* [INSTRUCTION]:
Count the lines in the data below where the string "March" occurs, please, and give the number alone.
## start PROVIDED RECORDS
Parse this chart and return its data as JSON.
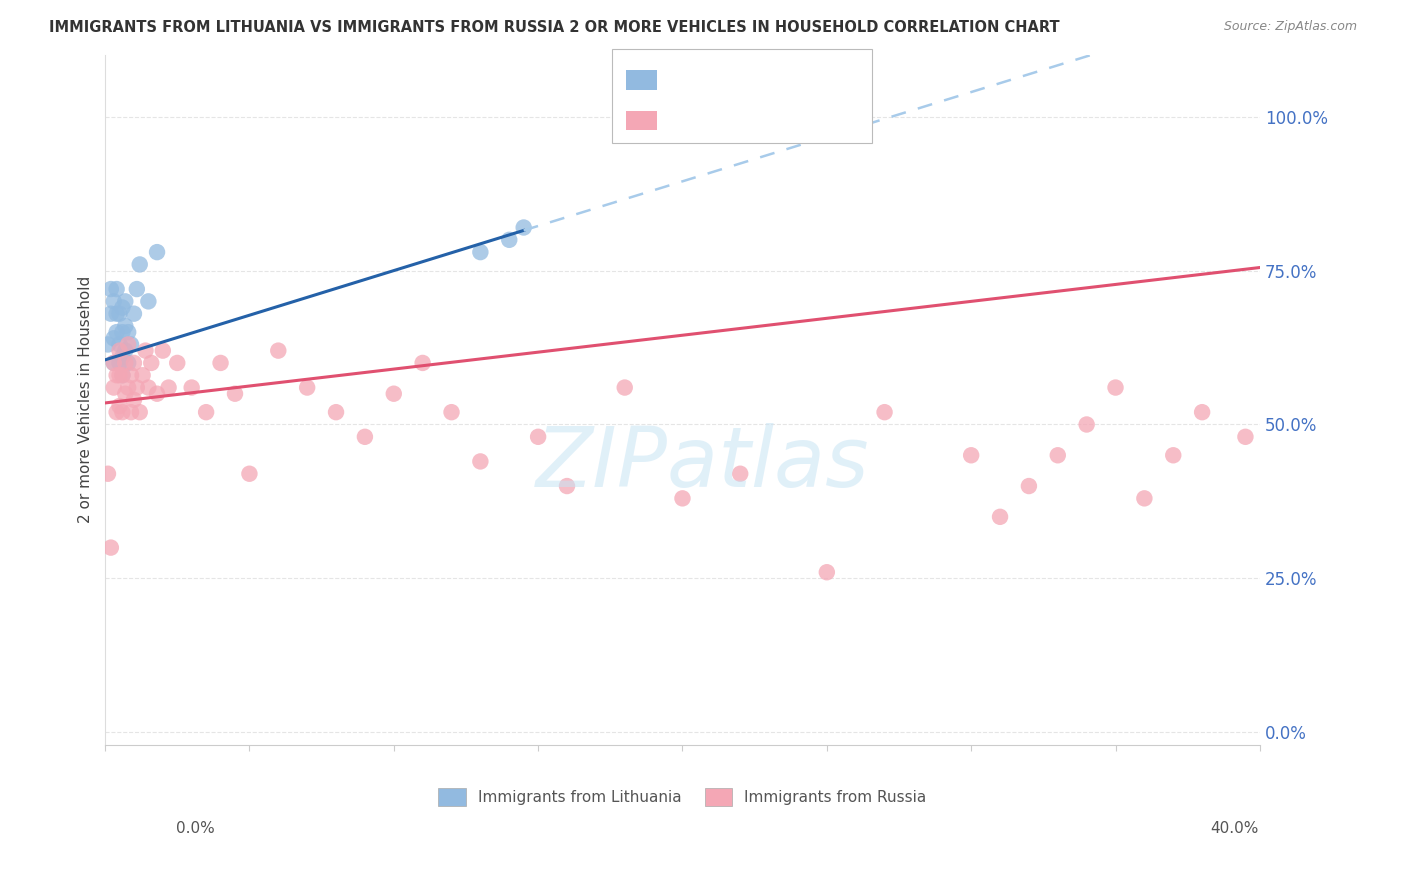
{
  "title": "IMMIGRANTS FROM LITHUANIA VS IMMIGRANTS FROM RUSSIA 2 OR MORE VEHICLES IN HOUSEHOLD CORRELATION CHART",
  "source": "Source: ZipAtlas.com",
  "ylabel": "2 or more Vehicles in Household",
  "ytick_labels": [
    "0.0%",
    "25.0%",
    "50.0%",
    "75.0%",
    "100.0%"
  ],
  "ytick_values": [
    0.0,
    0.25,
    0.5,
    0.75,
    1.0
  ],
  "xmin": 0.0,
  "xmax": 0.4,
  "ymin": -0.02,
  "ymax": 1.1,
  "legend_blue_label": "Immigrants from Lithuania",
  "legend_pink_label": "Immigrants from Russia",
  "blue_color": "#92BAE0",
  "blue_line_color": "#2461A8",
  "blue_dashed_color": "#A8CBEA",
  "pink_color": "#F4A7B5",
  "pink_line_color": "#E05070",
  "n_color": "#2CA02C",
  "r_color": "#4472C4",
  "ytick_color": "#4472C4",
  "blue_scatter_x": [
    0.001,
    0.002,
    0.002,
    0.003,
    0.003,
    0.003,
    0.004,
    0.004,
    0.004,
    0.005,
    0.005,
    0.005,
    0.006,
    0.006,
    0.006,
    0.006,
    0.007,
    0.007,
    0.007,
    0.008,
    0.008,
    0.009,
    0.01,
    0.011,
    0.012,
    0.015,
    0.018,
    0.13,
    0.14,
    0.145
  ],
  "blue_scatter_y": [
    0.63,
    0.68,
    0.72,
    0.6,
    0.64,
    0.7,
    0.65,
    0.68,
    0.72,
    0.6,
    0.63,
    0.68,
    0.58,
    0.61,
    0.65,
    0.69,
    0.62,
    0.66,
    0.7,
    0.6,
    0.65,
    0.63,
    0.68,
    0.72,
    0.76,
    0.7,
    0.78,
    0.78,
    0.8,
    0.82
  ],
  "pink_scatter_x": [
    0.001,
    0.002,
    0.003,
    0.003,
    0.004,
    0.004,
    0.005,
    0.005,
    0.005,
    0.006,
    0.006,
    0.007,
    0.007,
    0.008,
    0.008,
    0.009,
    0.009,
    0.01,
    0.01,
    0.011,
    0.012,
    0.013,
    0.014,
    0.015,
    0.016,
    0.018,
    0.02,
    0.022,
    0.025,
    0.03,
    0.035,
    0.04,
    0.045,
    0.05,
    0.06,
    0.07,
    0.08,
    0.09,
    0.1,
    0.11,
    0.12,
    0.13,
    0.15,
    0.16,
    0.18,
    0.2,
    0.22,
    0.25,
    0.27,
    0.3,
    0.31,
    0.32,
    0.33,
    0.34,
    0.35,
    0.36,
    0.37,
    0.38,
    0.395
  ],
  "pink_scatter_y": [
    0.42,
    0.3,
    0.56,
    0.6,
    0.52,
    0.58,
    0.53,
    0.58,
    0.62,
    0.52,
    0.58,
    0.55,
    0.6,
    0.56,
    0.63,
    0.52,
    0.58,
    0.54,
    0.6,
    0.56,
    0.52,
    0.58,
    0.62,
    0.56,
    0.6,
    0.55,
    0.62,
    0.56,
    0.6,
    0.56,
    0.52,
    0.6,
    0.55,
    0.42,
    0.62,
    0.56,
    0.52,
    0.48,
    0.55,
    0.6,
    0.52,
    0.44,
    0.48,
    0.4,
    0.56,
    0.38,
    0.42,
    0.26,
    0.52,
    0.45,
    0.35,
    0.4,
    0.45,
    0.5,
    0.56,
    0.38,
    0.45,
    0.52,
    0.48
  ],
  "blue_line_x0": 0.0,
  "blue_line_x_solid_end": 0.145,
  "blue_line_x1": 0.4,
  "blue_line_y0": 0.605,
  "blue_line_slope": 1.45,
  "pink_line_x0": 0.0,
  "pink_line_x1": 0.4,
  "pink_line_y0": 0.535,
  "pink_line_slope": 0.55
}
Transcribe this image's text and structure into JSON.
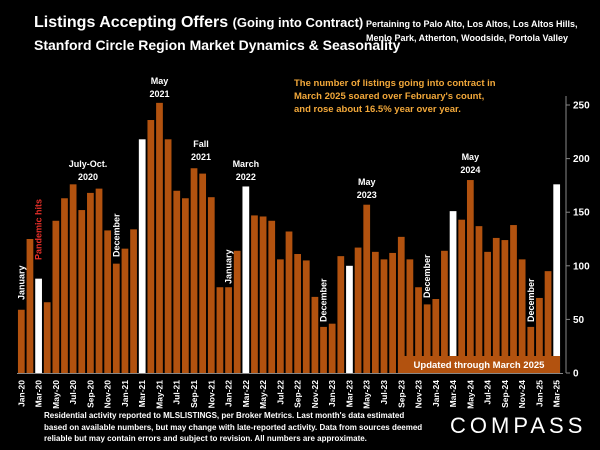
{
  "header": {
    "title_main": "Listings Accepting Offers",
    "title_paren": "(Going into Contract)",
    "title_sub": "Stanford Circle Region Market Dynamics & Seasonality",
    "pertaining": "Pertaining to Palo Alto, Los Altos, Los Altos Hills, Menlo Park, Atherton, Woodside, Portola Valley"
  },
  "footer": {
    "note": "Residential activity reported to MLSLISTINGS, per Broker Metrics. Last month's data estimated based on available numbers, but may change with late-reported activity. Data from sources deemed reliable but may contain errors and subject to revision. All numbers are approximate.",
    "logo": "COMPASS"
  },
  "colors": {
    "background": "#000000",
    "bar": "#B2520F",
    "highlight_bar": "#FFFFFF",
    "callout_text": "#F2A83A",
    "pandemic_label": "#E8302A",
    "update_box": "#B2520F"
  },
  "chart_data": {
    "type": "bar",
    "title": "Listings Accepting Offers (Going into Contract)",
    "ylim": [
      0,
      260
    ],
    "yticks": [
      0,
      50,
      100,
      150,
      200,
      250
    ],
    "y_axis_side": "right",
    "grid": false,
    "x_tick_labels": [
      "Jan-20",
      "Mar-20",
      "May-20",
      "Jul-20",
      "Sep-20",
      "Nov-20",
      "Jan-21",
      "Mar-21",
      "May-21",
      "Jul-21",
      "Sep-21",
      "Nov-21",
      "Jan-22",
      "Mar-22",
      "May-22",
      "Jul-22",
      "Sep-22",
      "Nov-22",
      "Jan-23",
      "Mar-23",
      "May-23",
      "Jul-23",
      "Sep-23",
      "Nov-23",
      "Jan-24",
      "Mar-24",
      "May-24",
      "Jul-24",
      "Sep-24",
      "Nov-24",
      "Jan-25",
      "Mar-25"
    ],
    "categories": [
      "Jan-20",
      "Feb-20",
      "Mar-20",
      "Apr-20",
      "May-20",
      "Jun-20",
      "Jul-20",
      "Aug-20",
      "Sep-20",
      "Oct-20",
      "Nov-20",
      "Dec-20",
      "Jan-21",
      "Feb-21",
      "Mar-21",
      "Apr-21",
      "May-21",
      "Jun-21",
      "Jul-21",
      "Aug-21",
      "Sep-21",
      "Oct-21",
      "Nov-21",
      "Dec-21",
      "Jan-22",
      "Feb-22",
      "Mar-22",
      "Apr-22",
      "May-22",
      "Jun-22",
      "Jul-22",
      "Aug-22",
      "Sep-22",
      "Oct-22",
      "Nov-22",
      "Dec-22",
      "Jan-23",
      "Feb-23",
      "Mar-23",
      "Apr-23",
      "May-23",
      "Jun-23",
      "Jul-23",
      "Aug-23",
      "Sep-23",
      "Oct-23",
      "Nov-23",
      "Dec-23",
      "Jan-24",
      "Feb-24",
      "Mar-24",
      "Apr-24",
      "May-24",
      "Jun-24",
      "Jul-24",
      "Aug-24",
      "Sep-24",
      "Oct-24",
      "Nov-24",
      "Dec-24",
      "Jan-25",
      "Feb-25",
      "Mar-25"
    ],
    "values": [
      59,
      125,
      88,
      66,
      142,
      163,
      176,
      152,
      168,
      172,
      133,
      102,
      116,
      134,
      218,
      236,
      252,
      218,
      170,
      163,
      191,
      186,
      164,
      80,
      80,
      114,
      174,
      147,
      146,
      142,
      106,
      132,
      111,
      105,
      71,
      43,
      46,
      109,
      100,
      117,
      157,
      113,
      106,
      112,
      127,
      106,
      80,
      64,
      69,
      114,
      151,
      143,
      180,
      137,
      113,
      126,
      124,
      138,
      106,
      43,
      70,
      95,
      176
    ],
    "highlighted": [
      "Mar-20",
      "Mar-21",
      "Mar-22",
      "Mar-23",
      "Mar-24",
      "Mar-25"
    ],
    "annotations": {
      "january_1": "January",
      "pandemic": "Pandemic hits",
      "december_1": "December",
      "jul_oct_2020": "July-Oct. 2020",
      "may_2021": "May 2021",
      "fall_2021": "Fall 2021",
      "march_2022": "March 2022",
      "january_2": "January",
      "december_2": "December",
      "may_2023": "May 2023",
      "december_3": "December",
      "may_2024": "May 2024",
      "december_4": "December",
      "callout": "The number of listings going into contract in March 2025 soared over February's count, and rose about 16.5% year over year.",
      "updated": "Updated through March 2025"
    }
  }
}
## end PROVIDED RECORDS
* [TASK RESPONSE]:
3